GIVEN REQUEST - Return every record verbatim.

DATA LINES -
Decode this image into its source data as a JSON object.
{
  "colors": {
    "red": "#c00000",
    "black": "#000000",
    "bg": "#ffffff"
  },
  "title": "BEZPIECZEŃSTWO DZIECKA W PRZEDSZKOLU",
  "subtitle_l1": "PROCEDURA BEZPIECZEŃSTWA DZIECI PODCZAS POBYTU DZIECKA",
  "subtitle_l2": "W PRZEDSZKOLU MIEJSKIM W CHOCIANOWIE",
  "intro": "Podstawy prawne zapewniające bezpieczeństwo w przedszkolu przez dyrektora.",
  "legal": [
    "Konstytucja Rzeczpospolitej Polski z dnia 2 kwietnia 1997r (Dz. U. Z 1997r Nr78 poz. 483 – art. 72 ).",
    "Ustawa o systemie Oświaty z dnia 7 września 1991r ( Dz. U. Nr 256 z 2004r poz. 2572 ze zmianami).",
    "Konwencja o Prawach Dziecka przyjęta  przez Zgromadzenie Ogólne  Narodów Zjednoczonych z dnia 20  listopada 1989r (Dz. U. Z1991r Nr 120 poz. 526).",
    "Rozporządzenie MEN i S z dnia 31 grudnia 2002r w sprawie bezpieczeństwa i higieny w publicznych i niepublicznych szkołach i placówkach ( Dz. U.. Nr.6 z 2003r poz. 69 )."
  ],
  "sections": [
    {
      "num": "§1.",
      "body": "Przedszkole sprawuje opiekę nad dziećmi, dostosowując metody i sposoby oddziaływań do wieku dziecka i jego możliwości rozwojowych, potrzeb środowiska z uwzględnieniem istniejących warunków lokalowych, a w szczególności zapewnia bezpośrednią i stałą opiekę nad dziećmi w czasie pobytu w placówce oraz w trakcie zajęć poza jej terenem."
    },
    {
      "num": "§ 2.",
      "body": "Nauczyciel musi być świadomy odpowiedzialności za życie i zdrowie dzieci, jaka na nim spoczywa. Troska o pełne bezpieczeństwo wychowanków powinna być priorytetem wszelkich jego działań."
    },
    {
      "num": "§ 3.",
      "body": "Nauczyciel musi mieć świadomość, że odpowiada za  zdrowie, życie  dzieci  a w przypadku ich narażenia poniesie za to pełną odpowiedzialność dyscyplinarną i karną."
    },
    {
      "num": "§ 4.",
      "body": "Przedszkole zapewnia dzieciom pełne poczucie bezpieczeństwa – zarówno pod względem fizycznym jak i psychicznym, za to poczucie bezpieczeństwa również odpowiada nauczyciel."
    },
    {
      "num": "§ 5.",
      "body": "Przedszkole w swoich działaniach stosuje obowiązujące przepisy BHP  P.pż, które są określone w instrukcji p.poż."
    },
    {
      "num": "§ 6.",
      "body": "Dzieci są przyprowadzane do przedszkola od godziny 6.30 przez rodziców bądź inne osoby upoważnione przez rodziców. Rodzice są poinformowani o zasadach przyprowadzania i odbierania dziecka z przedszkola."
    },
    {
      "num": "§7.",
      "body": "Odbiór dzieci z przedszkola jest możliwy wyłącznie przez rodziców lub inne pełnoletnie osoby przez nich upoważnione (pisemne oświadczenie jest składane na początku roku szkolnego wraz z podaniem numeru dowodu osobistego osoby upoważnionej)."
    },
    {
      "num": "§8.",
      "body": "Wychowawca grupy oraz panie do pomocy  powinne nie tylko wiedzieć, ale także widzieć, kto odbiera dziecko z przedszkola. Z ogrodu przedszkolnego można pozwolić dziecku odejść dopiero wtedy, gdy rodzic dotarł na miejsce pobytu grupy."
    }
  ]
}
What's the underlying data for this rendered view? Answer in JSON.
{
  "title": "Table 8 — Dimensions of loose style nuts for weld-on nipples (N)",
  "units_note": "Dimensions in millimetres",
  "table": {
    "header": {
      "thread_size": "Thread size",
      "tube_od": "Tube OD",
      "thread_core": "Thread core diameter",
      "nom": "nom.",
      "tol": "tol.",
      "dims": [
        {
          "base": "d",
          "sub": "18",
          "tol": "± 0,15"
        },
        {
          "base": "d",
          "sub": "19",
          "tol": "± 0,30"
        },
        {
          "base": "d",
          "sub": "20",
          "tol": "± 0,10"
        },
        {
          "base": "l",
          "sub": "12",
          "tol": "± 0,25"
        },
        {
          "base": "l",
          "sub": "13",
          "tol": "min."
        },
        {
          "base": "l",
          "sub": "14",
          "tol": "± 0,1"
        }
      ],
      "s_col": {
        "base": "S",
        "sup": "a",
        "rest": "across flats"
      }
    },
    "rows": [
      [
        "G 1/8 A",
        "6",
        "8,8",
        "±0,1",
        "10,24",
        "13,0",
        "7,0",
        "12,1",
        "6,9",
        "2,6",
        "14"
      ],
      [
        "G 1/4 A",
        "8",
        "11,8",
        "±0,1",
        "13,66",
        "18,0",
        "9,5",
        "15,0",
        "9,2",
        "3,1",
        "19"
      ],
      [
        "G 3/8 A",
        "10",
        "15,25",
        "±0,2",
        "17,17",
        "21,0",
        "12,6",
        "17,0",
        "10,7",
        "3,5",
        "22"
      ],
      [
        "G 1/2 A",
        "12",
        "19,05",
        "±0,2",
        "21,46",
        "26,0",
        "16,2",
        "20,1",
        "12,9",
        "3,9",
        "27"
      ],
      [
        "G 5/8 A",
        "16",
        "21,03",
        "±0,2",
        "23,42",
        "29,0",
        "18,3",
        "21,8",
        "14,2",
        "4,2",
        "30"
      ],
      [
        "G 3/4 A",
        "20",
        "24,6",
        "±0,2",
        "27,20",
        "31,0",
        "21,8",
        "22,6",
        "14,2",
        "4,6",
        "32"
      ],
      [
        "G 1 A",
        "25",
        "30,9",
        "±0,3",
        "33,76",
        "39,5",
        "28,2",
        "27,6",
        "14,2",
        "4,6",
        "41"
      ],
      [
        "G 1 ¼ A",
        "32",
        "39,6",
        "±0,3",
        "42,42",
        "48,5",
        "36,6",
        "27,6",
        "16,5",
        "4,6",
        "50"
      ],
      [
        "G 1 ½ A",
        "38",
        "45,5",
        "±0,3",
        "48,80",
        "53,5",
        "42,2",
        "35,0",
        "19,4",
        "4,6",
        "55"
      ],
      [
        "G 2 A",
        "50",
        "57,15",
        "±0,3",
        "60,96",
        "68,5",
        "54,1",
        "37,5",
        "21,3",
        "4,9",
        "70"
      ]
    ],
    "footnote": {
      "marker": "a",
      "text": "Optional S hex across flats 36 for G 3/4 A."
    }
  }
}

ANSWER TO THIS PROBLEM -
Decode this image into its source data as a JSON object.
{
  "colors": {
    "red": "#c00000",
    "black": "#000000",
    "bg": "#ffffff"
  },
  "title": "BEZPIECZEŃSTWO DZIECKA W PRZEDSZKOLU",
  "subtitle_l1": "PROCEDURA BEZPIECZEŃSTWA DZIECI PODCZAS POBYTU DZIECKA",
  "subtitle_l2": "W PRZEDSZKOLU MIEJSKIM W CHOCIANOWIE",
  "intro": "Podstawy prawne zapewniające bezpieczeństwo w przedszkolu przez dyrektora.",
  "legal": [
    "Konstytucja Rzeczpospolitej Polski z dnia 2 kwietnia 1997r (Dz. U. Z 1997r Nr78 poz. 483 – art. 72 ).",
    "Ustawa o systemie Oświaty z dnia 7 września 1991r ( Dz. U. Nr 256 z 2004r poz. 2572 ze zmianami).",
    "Konwencja o Prawach Dziecka przyjęta  przez Zgromadzenie Ogólne  Narodów Zjednoczonych z dnia 20  listopada 1989r (Dz. U. Z1991r Nr 120 poz. 526).",
    "Rozporządzenie MEN i S z dnia 31 grudnia 2002r w sprawie bezpieczeństwa i higieny w publicznych i niepublicznych szkołach i placówkach ( Dz. U.. Nr.6 z 2003r poz. 69 )."
  ],
  "sections": [
    {
      "num": "§1.",
      "body": "Przedszkole sprawuje opiekę nad dziećmi, dostosowując metody i sposoby oddziaływań do wieku dziecka i jego możliwości rozwojowych, potrzeb środowiska z uwzględnieniem istniejących warunków lokalowych, a w szczególności zapewnia bezpośrednią i stałą opiekę nad dziećmi w czasie pobytu w placówce oraz w trakcie zajęć poza jej terenem."
    },
    {
      "num": "§ 2.",
      "body": "Nauczyciel musi być świadomy odpowiedzialności za życie i zdrowie dzieci, jaka na nim spoczywa. Troska o pełne bezpieczeństwo wychowanków powinna być priorytetem wszelkich jego działań."
    },
    {
      "num": "§ 3.",
      "body": "Nauczyciel musi mieć świadomość, że odpowiada za  zdrowie, życie  dzieci  a w przypadku ich narażenia poniesie za to pełną odpowiedzialność dyscyplinarną i karną."
    },
    {
      "num": "§ 4.",
      "body": "Przedszkole zapewnia dzieciom pełne poczucie bezpieczeństwa – zarówno pod względem fizycznym jak i psychicznym, za to poczucie bezpieczeństwa również odpowiada nauczyciel."
    },
    {
      "num": "§ 5.",
      "body": "Przedszkole w swoich działaniach stosuje obowiązujące przepisy BHP  P.pż, które są określone w instrukcji p.poż."
    },
    {
      "num": "§ 6.",
      "body": "Dzieci są przyprowadzane do przedszkola od godziny 6.30 przez rodziców bądź inne osoby upoważnione przez rodziców. Rodzice są poinformowani o zasadach przyprowadzania i odbierania dziecka z przedszkola."
    },
    {
      "num": "§7.",
      "body": "Odbiór dzieci z przedszkola jest możliwy wyłącznie przez rodziców lub inne pełnoletnie osoby przez nich upoważnione (pisemne oświadczenie jest składane na początku roku szkolnego wraz z podaniem numeru dowodu osobistego osoby upoważnionej)."
    },
    {
      "num": "§8.",
      "body": "Wychowawca grupy oraz panie do pomocy  powinne nie tylko wiedzieć, ale także widzieć, kto odbiera dziecko z przedszkola. Z ogrodu przedszkolnego można pozwolić dziecku odejść dopiero wtedy, gdy rodzic dotarł na miejsce pobytu grupy."
    }
  ]
}
What's the underlying data for this rendered view? Answer in JSON.
{
  "title": "Table 8 — Dimensions of loose style nuts for weld-on nipples (N)",
  "units_note": "Dimensions in millimetres",
  "table": {
    "header": {
      "thread_size": "Thread size",
      "tube_od": "Tube OD",
      "thread_core": "Thread core diameter",
      "nom": "nom.",
      "tol": "tol.",
      "dims": [
        {
          "base": "d",
          "sub": "18",
          "tol": "± 0,15"
        },
        {
          "base": "d",
          "sub": "19",
          "tol": "± 0,30"
        },
        {
          "base": "d",
          "sub": "20",
          "tol": "± 0,10"
        },
        {
          "base": "l",
          "sub": "12",
          "tol": "± 0,25"
        },
        {
          "base": "l",
          "sub": "13",
          "tol": "min."
        },
        {
          "base": "l",
          "sub": "14",
          "tol": "± 0,1"
        }
      ],
      "s_col": {
        "base": "S",
        "sup": "a",
        "rest": "across flats"
      }
    },
    "rows": [
      [
        "G 1/8 A",
        "6",
        "8,8",
        "±0,1",
        "10,24",
        "13,0",
        "7,0",
        "12,1",
        "6,9",
        "2,6",
        "14"
      ],
      [
        "G 1/4 A",
        "8",
        "11,8",
        "±0,1",
        "13,66",
        "18,0",
        "9,5",
        "15,0",
        "9,2",
        "3,1",
        "19"
      ],
      [
        "G 3/8 A",
        "10",
        "15,25",
        "±0,2",
        "17,17",
        "21,0",
        "12,6",
        "17,0",
        "10,7",
        "3,5",
        "22"
      ],
      [
        "G 1/2 A",
        "12",
        "19,05",
        "±0,2",
        "21,46",
        "26,0",
        "16,2",
        "20,1",
        "12,9",
        "3,9",
        "27"
      ],
      [
        "G 5/8 A",
        "16",
        "21,03",
        "±0,2",
        "23,42",
        "29,0",
        "18,3",
        "21,8",
        "14,2",
        "4,2",
        "30"
      ],
      [
        "G 3/4 A",
        "20",
        "24,6",
        "±0,2",
        "27,20",
        "31,0",
        "21,8",
        "22,6",
        "14,2",
        "4,6",
        "32"
      ],
      [
        "G 1 A",
        "25",
        "30,9",
        "±0,3",
        "33,76",
        "39,5",
        "28,2",
        "27,6",
        "14,2",
        "4,6",
        "41"
      ],
      [
        "G 1 ¼ A",
        "32",
        "39,6",
        "±0,3",
        "42,42",
        "48,5",
        "36,6",
        "27,6",
        "16,5",
        "4,6",
        "50"
      ],
      [
        "G 1 ½ A",
        "38",
        "45,5",
        "±0,3",
        "48,80",
        "53,5",
        "42,2",
        "35,0",
        "19,4",
        "4,6",
        "55"
      ],
      [
        "G 2 A",
        "50",
        "57,15",
        "±0,3",
        "60,96",
        "68,5",
        "54,1",
        "37,5",
        "21,3",
        "4,9",
        "70"
      ]
    ],
    "footnote": {
      "marker": "a",
      "text": "Optional S hex across flats 36 for G 3/4 A."
    }
  }
}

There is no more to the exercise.